◆ Given exercise: Every line of the listing must be reproduced as it stands. Leave the images behind.

◆ Information supplied:

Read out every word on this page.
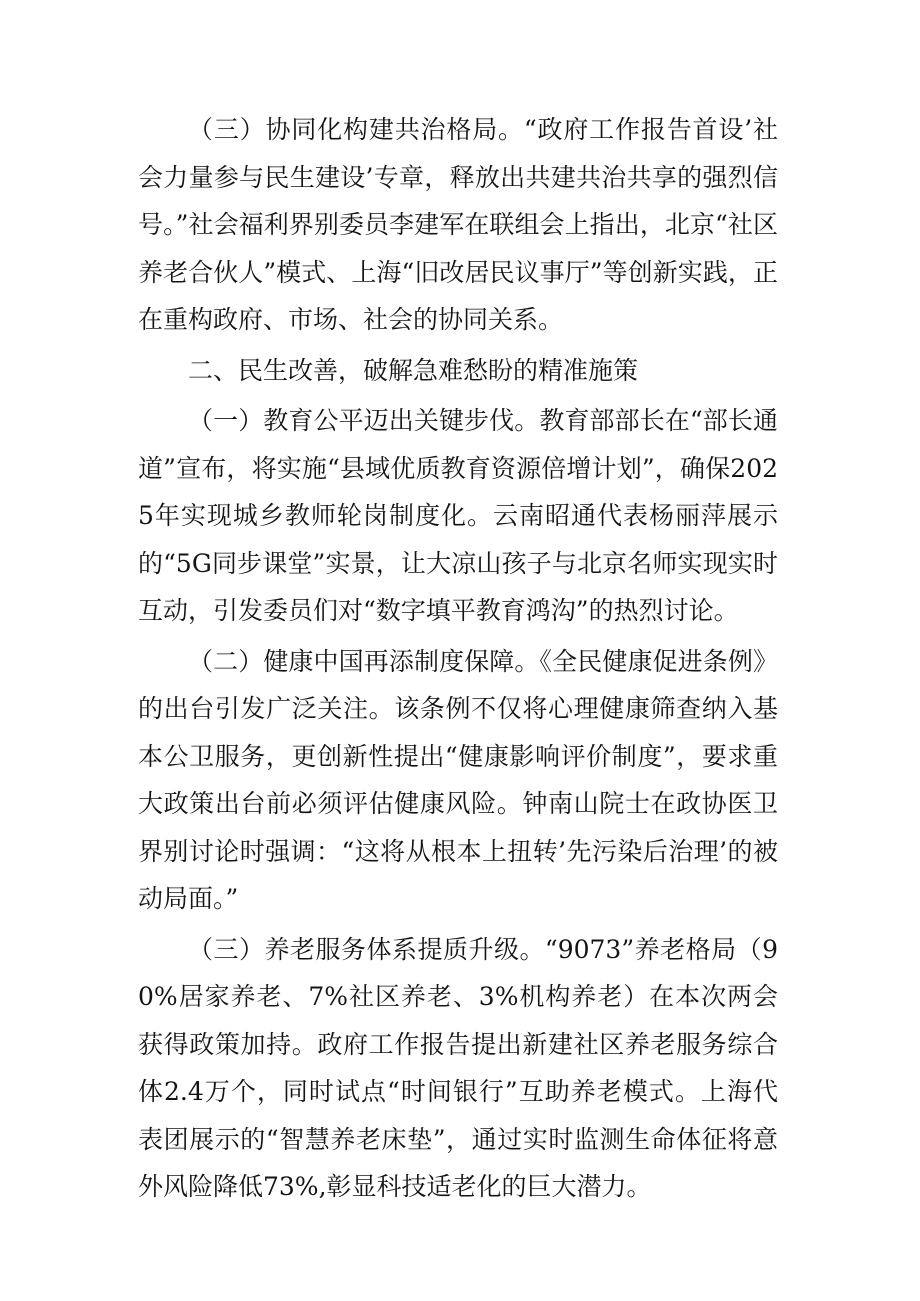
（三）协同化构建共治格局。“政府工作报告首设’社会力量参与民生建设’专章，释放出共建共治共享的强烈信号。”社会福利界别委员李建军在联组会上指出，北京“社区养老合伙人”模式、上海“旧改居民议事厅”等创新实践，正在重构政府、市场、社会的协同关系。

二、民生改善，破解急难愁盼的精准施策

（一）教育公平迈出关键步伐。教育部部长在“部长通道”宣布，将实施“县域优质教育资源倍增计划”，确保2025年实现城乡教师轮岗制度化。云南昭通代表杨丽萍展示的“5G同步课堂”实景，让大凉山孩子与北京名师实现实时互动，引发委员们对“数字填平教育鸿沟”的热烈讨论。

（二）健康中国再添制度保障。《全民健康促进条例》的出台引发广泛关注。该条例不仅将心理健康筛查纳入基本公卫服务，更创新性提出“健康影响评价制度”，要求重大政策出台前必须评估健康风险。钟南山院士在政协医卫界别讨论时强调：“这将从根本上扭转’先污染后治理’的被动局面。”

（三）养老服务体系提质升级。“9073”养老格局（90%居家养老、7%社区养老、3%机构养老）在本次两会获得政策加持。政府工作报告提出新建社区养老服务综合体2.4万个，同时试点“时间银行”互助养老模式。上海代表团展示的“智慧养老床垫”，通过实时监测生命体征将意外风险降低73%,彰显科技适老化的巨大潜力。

◆ Task result:
Read out every word on this page.
（三）协同化构建共治格局。“政府工作报告首设’社会力量参与民生建设’专章，释放出共建共治共享的强烈信号。”社会福利界别委员李建军在联组会上指出，北京“社区养老合伙人”模式、上海“旧改居民议事厅”等创新实践，正在重构政府、市场、社会的协同关系。

二、民生改善，破解急难愁盼的精准施策

（一）教育公平迈出关键步伐。教育部部长在“部长通道”宣布，将实施“县域优质教育资源倍增计划”，确保2025年实现城乡教师轮岗制度化。云南昭通代表杨丽萍展示的“5G同步课堂”实景，让大凉山孩子与北京名师实现实时互动，引发委员们对“数字填平教育鸿沟”的热烈讨论。

（二）健康中国再添制度保障。《全民健康促进条例》的出台引发广泛关注。该条例不仅将心理健康筛查纳入基本公卫服务，更创新性提出“健康影响评价制度”，要求重大政策出台前必须评估健康风险。钟南山院士在政协医卫界别讨论时强调：“这将从根本上扭转’先污染后治理’的被动局面。”

（三）养老服务体系提质升级。“9073”养老格局（90%居家养老、7%社区养老、3%机构养老）在本次两会获得政策加持。政府工作报告提出新建社区养老服务综合体2.4万个，同时试点“时间银行”互助养老模式。上海代表团展示的“智慧养老床垫”，通过实时监测生命体征将意外风险降低73%,彰显科技适老化的巨大潜力。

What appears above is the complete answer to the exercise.